What you have to do: Copy each of the entries below faithfully, setting aside any pictures.

(Raw records)
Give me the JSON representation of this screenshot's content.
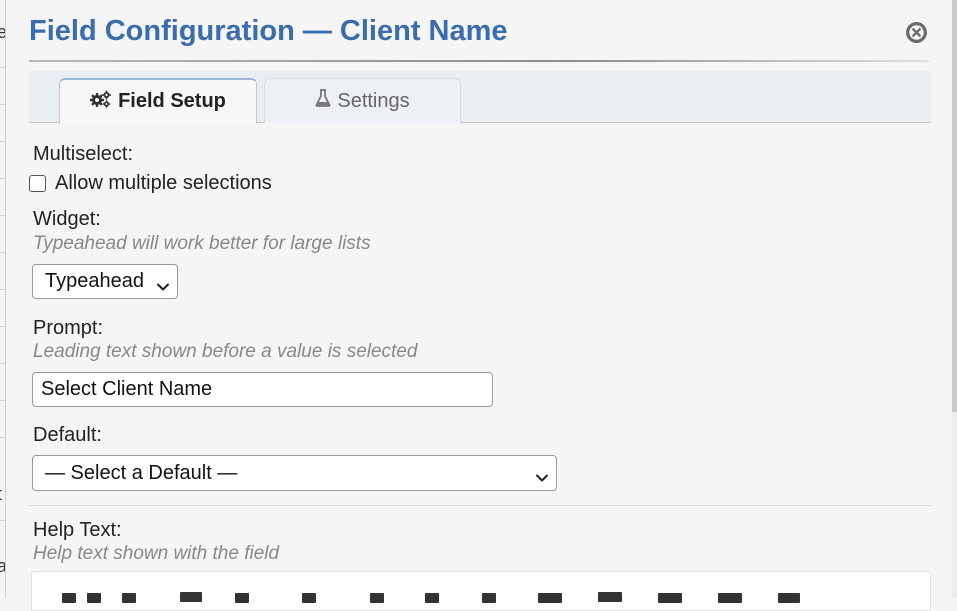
{
  "dialog": {
    "title": "Field Configuration — Client Name",
    "close_icon": "close-circle-icon"
  },
  "tabs": [
    {
      "label": "Field Setup",
      "icon": "gears-icon",
      "active": true
    },
    {
      "label": "Settings",
      "icon": "flask-icon",
      "active": false
    }
  ],
  "multiselect": {
    "label": "Multiselect:",
    "checkbox_label": "Allow multiple selections",
    "checked": false
  },
  "widget": {
    "label": "Widget:",
    "hint": "Typeahead will work better for large lists",
    "selected": "Typeahead"
  },
  "prompt": {
    "label": "Prompt:",
    "hint": "Leading text shown before a value is selected",
    "value": "Select Client Name"
  },
  "default": {
    "label": "Default:",
    "selected": "— Select a Default —"
  },
  "help_text": {
    "label": "Help Text:",
    "hint": "Help text shown with the field"
  },
  "colors": {
    "title": "#3a6db0",
    "hint": "#888888"
  }
}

Exercise solution:
Give me the JSON representation of this screenshot's content.
{
  "dialog": {
    "title": "Field Configuration — Client Name",
    "close_icon": "close-circle-icon"
  },
  "tabs": [
    {
      "label": "Field Setup",
      "icon": "gears-icon",
      "active": true
    },
    {
      "label": "Settings",
      "icon": "flask-icon",
      "active": false
    }
  ],
  "multiselect": {
    "label": "Multiselect:",
    "checkbox_label": "Allow multiple selections",
    "checked": false
  },
  "widget": {
    "label": "Widget:",
    "hint": "Typeahead will work better for large lists",
    "selected": "Typeahead"
  },
  "prompt": {
    "label": "Prompt:",
    "hint": "Leading text shown before a value is selected",
    "value": "Select Client Name"
  },
  "default": {
    "label": "Default:",
    "selected": "— Select a Default —"
  },
  "help_text": {
    "label": "Help Text:",
    "hint": "Help text shown with the field"
  },
  "colors": {
    "title": "#3a6db0",
    "hint": "#888888"
  }
}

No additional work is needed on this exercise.